What this task involves:
Find each line containing the string "xifoideo". Copy it.

Records contained in a dataset:
--------------------

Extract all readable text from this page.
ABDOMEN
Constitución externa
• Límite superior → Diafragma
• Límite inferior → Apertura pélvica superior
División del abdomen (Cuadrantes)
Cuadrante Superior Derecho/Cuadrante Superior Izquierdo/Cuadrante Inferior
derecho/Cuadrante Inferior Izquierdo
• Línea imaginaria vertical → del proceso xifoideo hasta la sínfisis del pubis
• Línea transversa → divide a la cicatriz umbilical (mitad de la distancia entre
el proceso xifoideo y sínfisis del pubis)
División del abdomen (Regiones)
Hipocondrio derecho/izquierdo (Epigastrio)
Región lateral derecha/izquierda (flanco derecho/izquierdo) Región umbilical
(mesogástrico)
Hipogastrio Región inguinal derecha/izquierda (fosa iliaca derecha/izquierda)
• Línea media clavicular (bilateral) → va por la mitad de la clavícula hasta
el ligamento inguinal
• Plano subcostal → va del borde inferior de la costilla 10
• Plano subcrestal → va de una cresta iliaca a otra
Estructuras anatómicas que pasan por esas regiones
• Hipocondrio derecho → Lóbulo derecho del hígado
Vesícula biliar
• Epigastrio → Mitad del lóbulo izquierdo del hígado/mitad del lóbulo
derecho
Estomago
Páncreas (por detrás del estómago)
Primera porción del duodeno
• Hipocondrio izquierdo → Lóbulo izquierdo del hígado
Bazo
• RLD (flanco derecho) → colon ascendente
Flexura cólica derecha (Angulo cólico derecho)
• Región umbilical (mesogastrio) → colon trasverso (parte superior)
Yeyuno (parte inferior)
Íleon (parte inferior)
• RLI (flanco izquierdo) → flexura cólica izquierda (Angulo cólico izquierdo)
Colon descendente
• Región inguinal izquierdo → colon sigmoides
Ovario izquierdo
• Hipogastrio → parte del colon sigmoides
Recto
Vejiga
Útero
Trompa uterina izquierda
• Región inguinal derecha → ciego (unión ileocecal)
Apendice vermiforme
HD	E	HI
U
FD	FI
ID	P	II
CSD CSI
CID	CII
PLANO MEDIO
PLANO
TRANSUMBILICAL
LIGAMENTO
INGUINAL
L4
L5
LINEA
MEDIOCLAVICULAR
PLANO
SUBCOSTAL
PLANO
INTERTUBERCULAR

--------------------

Written reply:
• Línea imaginaria vertical → del proceso xifoideo hasta la sínfisis del pubis
el proceso xifoideo y sínfisis del pubis)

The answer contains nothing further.